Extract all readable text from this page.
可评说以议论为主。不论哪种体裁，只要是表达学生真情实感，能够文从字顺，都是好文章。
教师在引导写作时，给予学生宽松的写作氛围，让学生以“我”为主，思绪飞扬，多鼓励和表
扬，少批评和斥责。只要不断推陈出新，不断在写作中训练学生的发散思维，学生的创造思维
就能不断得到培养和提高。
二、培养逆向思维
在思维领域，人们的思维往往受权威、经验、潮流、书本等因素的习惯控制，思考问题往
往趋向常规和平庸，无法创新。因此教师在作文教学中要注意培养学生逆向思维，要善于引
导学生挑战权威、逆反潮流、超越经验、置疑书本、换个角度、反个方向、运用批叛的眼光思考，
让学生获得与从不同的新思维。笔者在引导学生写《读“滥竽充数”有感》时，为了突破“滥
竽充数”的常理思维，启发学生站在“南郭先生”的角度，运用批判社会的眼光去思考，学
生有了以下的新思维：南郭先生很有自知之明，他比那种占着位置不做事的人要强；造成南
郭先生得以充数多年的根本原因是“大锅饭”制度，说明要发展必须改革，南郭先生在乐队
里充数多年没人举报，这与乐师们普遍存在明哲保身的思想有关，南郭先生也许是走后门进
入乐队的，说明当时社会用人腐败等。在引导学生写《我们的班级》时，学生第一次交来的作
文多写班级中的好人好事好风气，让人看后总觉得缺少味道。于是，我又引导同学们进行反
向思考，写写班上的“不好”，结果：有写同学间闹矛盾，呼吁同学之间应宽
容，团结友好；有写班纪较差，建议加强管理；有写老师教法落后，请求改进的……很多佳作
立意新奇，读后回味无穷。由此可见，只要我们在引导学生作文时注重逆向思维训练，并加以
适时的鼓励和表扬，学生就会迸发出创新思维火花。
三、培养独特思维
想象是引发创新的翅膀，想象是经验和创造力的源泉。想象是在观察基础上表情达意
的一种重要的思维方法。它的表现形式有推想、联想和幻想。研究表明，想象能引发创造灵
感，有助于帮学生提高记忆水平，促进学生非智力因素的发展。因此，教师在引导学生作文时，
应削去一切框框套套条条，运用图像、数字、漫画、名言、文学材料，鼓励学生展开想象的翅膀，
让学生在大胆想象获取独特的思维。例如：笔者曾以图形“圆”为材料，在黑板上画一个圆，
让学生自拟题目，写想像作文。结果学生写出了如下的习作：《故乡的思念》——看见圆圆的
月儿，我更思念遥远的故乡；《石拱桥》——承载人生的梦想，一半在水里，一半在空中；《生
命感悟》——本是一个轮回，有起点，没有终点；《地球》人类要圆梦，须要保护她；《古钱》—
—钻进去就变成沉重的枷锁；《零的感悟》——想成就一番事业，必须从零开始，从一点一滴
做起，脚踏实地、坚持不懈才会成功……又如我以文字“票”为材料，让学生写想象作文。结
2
******************************
Transcribe the data above in full, exactly.

# [EXERCISE ANSWER]
Extract all readable text from this page.
可评说以议论为主。不论哪种体裁，只要是表达学生真情实感，能够文从字顺，都是好文章。
教师在引导写作时，给予学生宽松的写作氛围，让学生以“我”为主，思绪飞扬，多鼓励和表
扬，少批评和斥责。只要不断推陈出新，不断在写作中训练学生的发散思维，学生的创造思维
就能不断得到培养和提高。
二、培养逆向思维
在思维领域，人们的思维往往受权威、经验、潮流、书本等因素的习惯控制，思考问题往
往趋向常规和平庸，无法创新。因此教师在作文教学中要注意培养学生逆向思维，要善于引
导学生挑战权威、逆反潮流、超越经验、置疑书本、换个角度、反个方向、运用批叛的眼光思考，
让学生获得与从不同的新思维。笔者在引导学生写《读“滥竽充数”有感》时，为了突破“滥
竽充数”的常理思维，启发学生站在“南郭先生”的角度，运用批判社会的眼光去思考，学
生有了以下的新思维：南郭先生很有自知之明，他比那种占着位置不做事的人要强；造成南
郭先生得以充数多年的根本原因是“大锅饭”制度，说明要发展必须改革，南郭先生在乐队
里充数多年没人举报，这与乐师们普遍存在明哲保身的思想有关，南郭先生也许是走后门进
入乐队的，说明当时社会用人腐败等。在引导学生写《我们的班级》时，学生第一次交来的作
文多写班级中的好人好事好风气，让人看后总觉得缺少味道。于是，我又引导同学们进行反
向思考，写写班上的“不好”，结果：有写同学间闹矛盾，呼吁同学之间应宽
容，团结友好；有写班纪较差，建议加强管理；有写老师教法落后，请求改进的……很多佳作
立意新奇，读后回味无穷。由此可见，只要我们在引导学生作文时注重逆向思维训练，并加以
适时的鼓励和表扬，学生就会迸发出创新思维火花。
三、培养独特思维
想象是引发创新的翅膀，想象是经验和创造力的源泉。想象是在观察基础上表情达意
的一种重要的思维方法。它的表现形式有推想、联想和幻想。研究表明，想象能引发创造灵
感，有助于帮学生提高记忆水平，促进学生非智力因素的发展。因此，教师在引导学生作文时，
应削去一切框框套套条条，运用图像、数字、漫画、名言、文学材料，鼓励学生展开想象的翅膀，
让学生在大胆想象获取独特的思维。例如：笔者曾以图形“圆”为材料，在黑板上画一个圆，
让学生自拟题目，写想像作文。结果学生写出了如下的习作：《故乡的思念》——看见圆圆的
月儿，我更思念遥远的故乡；《石拱桥》——承载人生的梦想，一半在水里，一半在空中；《生
命感悟》——本是一个轮回，有起点，没有终点；《地球》人类要圆梦，须要保护她；《古钱》—
—钻进去就变成沉重的枷锁；《零的感悟》——想成就一番事业，必须从零开始，从一点一滴
做起，脚踏实地、坚持不懈才会成功……又如我以文字“票”为材料，让学生写想象作文。结
2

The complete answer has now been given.